▸ **WRITTEN TASK**
Each line below should be quoted exactly, please.

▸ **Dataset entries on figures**

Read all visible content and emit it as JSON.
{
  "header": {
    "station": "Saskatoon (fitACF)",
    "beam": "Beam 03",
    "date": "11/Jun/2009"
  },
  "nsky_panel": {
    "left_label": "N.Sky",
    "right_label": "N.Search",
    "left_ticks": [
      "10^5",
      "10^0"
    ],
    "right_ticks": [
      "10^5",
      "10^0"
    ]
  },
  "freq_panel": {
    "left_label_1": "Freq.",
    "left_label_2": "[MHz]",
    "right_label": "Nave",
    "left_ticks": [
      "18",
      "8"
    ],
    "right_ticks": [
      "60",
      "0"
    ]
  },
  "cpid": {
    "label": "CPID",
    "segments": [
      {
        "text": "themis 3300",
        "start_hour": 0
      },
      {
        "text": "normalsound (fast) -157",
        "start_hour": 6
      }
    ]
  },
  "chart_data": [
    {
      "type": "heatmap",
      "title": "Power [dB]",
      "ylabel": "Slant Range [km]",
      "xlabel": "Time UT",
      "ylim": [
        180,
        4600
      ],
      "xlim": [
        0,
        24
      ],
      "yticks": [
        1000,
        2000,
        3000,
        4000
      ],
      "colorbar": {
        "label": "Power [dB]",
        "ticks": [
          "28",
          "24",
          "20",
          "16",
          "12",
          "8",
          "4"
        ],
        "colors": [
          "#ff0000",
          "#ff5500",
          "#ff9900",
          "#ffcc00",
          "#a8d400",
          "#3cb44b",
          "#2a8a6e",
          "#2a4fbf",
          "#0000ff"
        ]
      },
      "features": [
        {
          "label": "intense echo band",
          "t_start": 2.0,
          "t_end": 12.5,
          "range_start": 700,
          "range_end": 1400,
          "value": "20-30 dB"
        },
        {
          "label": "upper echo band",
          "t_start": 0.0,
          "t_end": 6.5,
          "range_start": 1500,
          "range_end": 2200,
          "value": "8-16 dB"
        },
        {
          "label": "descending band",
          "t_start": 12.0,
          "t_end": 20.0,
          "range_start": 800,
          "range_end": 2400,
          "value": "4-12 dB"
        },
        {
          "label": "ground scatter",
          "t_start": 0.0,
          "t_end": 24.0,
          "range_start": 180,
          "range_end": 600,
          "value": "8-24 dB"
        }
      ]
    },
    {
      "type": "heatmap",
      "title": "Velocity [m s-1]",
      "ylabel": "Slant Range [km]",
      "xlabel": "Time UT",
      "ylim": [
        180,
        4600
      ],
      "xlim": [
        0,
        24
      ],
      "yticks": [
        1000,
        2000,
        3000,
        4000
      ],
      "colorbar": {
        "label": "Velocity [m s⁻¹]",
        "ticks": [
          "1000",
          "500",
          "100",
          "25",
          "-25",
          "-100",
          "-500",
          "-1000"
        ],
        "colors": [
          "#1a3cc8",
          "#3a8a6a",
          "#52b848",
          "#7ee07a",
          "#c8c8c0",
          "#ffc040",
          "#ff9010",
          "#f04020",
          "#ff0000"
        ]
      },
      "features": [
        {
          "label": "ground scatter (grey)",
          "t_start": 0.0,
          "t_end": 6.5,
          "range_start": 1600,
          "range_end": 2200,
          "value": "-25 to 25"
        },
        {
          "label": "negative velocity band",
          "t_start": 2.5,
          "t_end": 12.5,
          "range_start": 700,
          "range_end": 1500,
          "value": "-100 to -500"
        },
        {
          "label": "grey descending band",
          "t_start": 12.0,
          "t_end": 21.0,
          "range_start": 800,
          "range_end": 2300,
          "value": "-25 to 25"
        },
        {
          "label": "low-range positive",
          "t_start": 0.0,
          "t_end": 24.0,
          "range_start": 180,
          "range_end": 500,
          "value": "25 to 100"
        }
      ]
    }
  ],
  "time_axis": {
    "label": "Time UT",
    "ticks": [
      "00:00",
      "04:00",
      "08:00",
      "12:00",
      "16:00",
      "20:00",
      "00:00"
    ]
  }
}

▸ **RESPONSE**
Read all visible content and emit it as JSON.
{
  "header": {
    "station": "Saskatoon (fitACF)",
    "beam": "Beam 03",
    "date": "11/Jun/2009"
  },
  "nsky_panel": {
    "left_label": "N.Sky",
    "right_label": "N.Search",
    "left_ticks": [
      "10^5",
      "10^0"
    ],
    "right_ticks": [
      "10^5",
      "10^0"
    ]
  },
  "freq_panel": {
    "left_label_1": "Freq.",
    "left_label_2": "[MHz]",
    "right_label": "Nave",
    "left_ticks": [
      "18",
      "8"
    ],
    "right_ticks": [
      "60",
      "0"
    ]
  },
  "cpid": {
    "label": "CPID",
    "segments": [
      {
        "text": "themis 3300",
        "start_hour": 0
      },
      {
        "text": "normalsound (fast) -157",
        "start_hour": 6
      }
    ]
  },
  "chart_data": [
    {
      "type": "heatmap",
      "title": "Power [dB]",
      "ylabel": "Slant Range [km]",
      "xlabel": "Time UT",
      "ylim": [
        180,
        4600
      ],
      "xlim": [
        0,
        24
      ],
      "yticks": [
        1000,
        2000,
        3000,
        4000
      ],
      "colorbar": {
        "label": "Power [dB]",
        "ticks": [
          "28",
          "24",
          "20",
          "16",
          "12",
          "8",
          "4"
        ],
        "colors": [
          "#ff0000",
          "#ff5500",
          "#ff9900",
          "#ffcc00",
          "#a8d400",
          "#3cb44b",
          "#2a8a6e",
          "#2a4fbf",
          "#0000ff"
        ]
      },
      "features": [
        {
          "label": "intense echo band",
          "t_start": 2.0,
          "t_end": 12.5,
          "range_start": 700,
          "range_end": 1400,
          "value": "20-30 dB"
        },
        {
          "label": "upper echo band",
          "t_start": 0.0,
          "t_end": 6.5,
          "range_start": 1500,
          "range_end": 2200,
          "value": "8-16 dB"
        },
        {
          "label": "descending band",
          "t_start": 12.0,
          "t_end": 20.0,
          "range_start": 800,
          "range_end": 2400,
          "value": "4-12 dB"
        },
        {
          "label": "ground scatter",
          "t_start": 0.0,
          "t_end": 24.0,
          "range_start": 180,
          "range_end": 600,
          "value": "8-24 dB"
        }
      ]
    },
    {
      "type": "heatmap",
      "title": "Velocity [m s-1]",
      "ylabel": "Slant Range [km]",
      "xlabel": "Time UT",
      "ylim": [
        180,
        4600
      ],
      "xlim": [
        0,
        24
      ],
      "yticks": [
        1000,
        2000,
        3000,
        4000
      ],
      "colorbar": {
        "label": "Velocity [m s⁻¹]",
        "ticks": [
          "1000",
          "500",
          "100",
          "25",
          "-25",
          "-100",
          "-500",
          "-1000"
        ],
        "colors": [
          "#1a3cc8",
          "#3a8a6a",
          "#52b848",
          "#7ee07a",
          "#c8c8c0",
          "#ffc040",
          "#ff9010",
          "#f04020",
          "#ff0000"
        ]
      },
      "features": [
        {
          "label": "ground scatter (grey)",
          "t_start": 0.0,
          "t_end": 6.5,
          "range_start": 1600,
          "range_end": 2200,
          "value": "-25 to 25"
        },
        {
          "label": "negative velocity band",
          "t_start": 2.5,
          "t_end": 12.5,
          "range_start": 700,
          "range_end": 1500,
          "value": "-100 to -500"
        },
        {
          "label": "grey descending band",
          "t_start": 12.0,
          "t_end": 21.0,
          "range_start": 800,
          "range_end": 2300,
          "value": "-25 to 25"
        },
        {
          "label": "low-range positive",
          "t_start": 0.0,
          "t_end": 24.0,
          "range_start": 180,
          "range_end": 500,
          "value": "25 to 100"
        }
      ]
    }
  ],
  "time_axis": {
    "label": "Time UT",
    "ticks": [
      "00:00",
      "04:00",
      "08:00",
      "12:00",
      "16:00",
      "20:00",
      "00:00"
    ]
  }
}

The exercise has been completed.